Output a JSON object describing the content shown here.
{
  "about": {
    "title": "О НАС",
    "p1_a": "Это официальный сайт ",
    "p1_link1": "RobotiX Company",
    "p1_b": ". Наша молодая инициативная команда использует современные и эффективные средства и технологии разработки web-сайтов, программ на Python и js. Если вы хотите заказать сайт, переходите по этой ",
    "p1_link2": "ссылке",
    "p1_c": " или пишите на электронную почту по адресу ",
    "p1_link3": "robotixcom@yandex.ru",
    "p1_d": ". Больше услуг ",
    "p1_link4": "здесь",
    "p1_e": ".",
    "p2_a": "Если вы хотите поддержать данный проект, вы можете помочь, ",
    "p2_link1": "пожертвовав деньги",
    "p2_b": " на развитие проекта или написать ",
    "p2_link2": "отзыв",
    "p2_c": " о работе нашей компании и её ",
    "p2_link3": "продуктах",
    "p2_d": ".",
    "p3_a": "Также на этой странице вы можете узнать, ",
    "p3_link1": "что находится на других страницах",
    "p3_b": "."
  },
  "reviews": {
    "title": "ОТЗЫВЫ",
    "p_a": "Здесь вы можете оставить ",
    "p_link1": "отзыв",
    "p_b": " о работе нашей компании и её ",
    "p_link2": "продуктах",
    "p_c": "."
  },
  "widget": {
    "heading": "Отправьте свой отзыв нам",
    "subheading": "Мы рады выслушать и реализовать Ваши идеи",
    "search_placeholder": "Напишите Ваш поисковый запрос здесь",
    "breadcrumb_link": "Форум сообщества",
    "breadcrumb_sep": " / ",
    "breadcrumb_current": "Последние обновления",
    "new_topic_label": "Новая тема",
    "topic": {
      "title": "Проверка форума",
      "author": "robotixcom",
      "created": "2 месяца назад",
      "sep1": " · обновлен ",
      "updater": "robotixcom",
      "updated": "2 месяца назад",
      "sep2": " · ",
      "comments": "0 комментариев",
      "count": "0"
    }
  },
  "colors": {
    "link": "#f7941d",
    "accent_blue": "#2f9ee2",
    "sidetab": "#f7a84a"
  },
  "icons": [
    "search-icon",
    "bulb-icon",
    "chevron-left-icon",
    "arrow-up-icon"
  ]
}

- - -

# Required task
Restate the records, all of them, precisely as written.

# Solution to this problem
Output a JSON object describing the content shown here.
{
  "about": {
    "title": "О НАС",
    "p1_a": "Это официальный сайт ",
    "p1_link1": "RobotiX Company",
    "p1_b": ". Наша молодая инициативная команда использует современные и эффективные средства и технологии разработки web-сайтов, программ на Python и js. Если вы хотите заказать сайт, переходите по этой ",
    "p1_link2": "ссылке",
    "p1_c": " или пишите на электронную почту по адресу ",
    "p1_link3": "robotixcom@yandex.ru",
    "p1_d": ". Больше услуг ",
    "p1_link4": "здесь",
    "p1_e": ".",
    "p2_a": "Если вы хотите поддержать данный проект, вы можете помочь, ",
    "p2_link1": "пожертвовав деньги",
    "p2_b": " на развитие проекта или написать ",
    "p2_link2": "отзыв",
    "p2_c": " о работе нашей компании и её ",
    "p2_link3": "продуктах",
    "p2_d": ".",
    "p3_a": "Также на этой странице вы можете узнать, ",
    "p3_link1": "что находится на других страницах",
    "p3_b": "."
  },
  "reviews": {
    "title": "ОТЗЫВЫ",
    "p_a": "Здесь вы можете оставить ",
    "p_link1": "отзыв",
    "p_b": " о работе нашей компании и её ",
    "p_link2": "продуктах",
    "p_c": "."
  },
  "widget": {
    "heading": "Отправьте свой отзыв нам",
    "subheading": "Мы рады выслушать и реализовать Ваши идеи",
    "search_placeholder": "Напишите Ваш поисковый запрос здесь",
    "breadcrumb_link": "Форум сообщества",
    "breadcrumb_sep": " / ",
    "breadcrumb_current": "Последние обновления",
    "new_topic_label": "Новая тема",
    "topic": {
      "title": "Проверка форума",
      "author": "robotixcom",
      "created": "2 месяца назад",
      "sep1": " · обновлен ",
      "updater": "robotixcom",
      "updated": "2 месяца назад",
      "sep2": " · ",
      "comments": "0 комментариев",
      "count": "0"
    }
  },
  "colors": {
    "link": "#f7941d",
    "accent_blue": "#2f9ee2",
    "sidetab": "#f7a84a"
  },
  "icons": [
    "search-icon",
    "bulb-icon",
    "chevron-left-icon",
    "arrow-up-icon"
  ]
}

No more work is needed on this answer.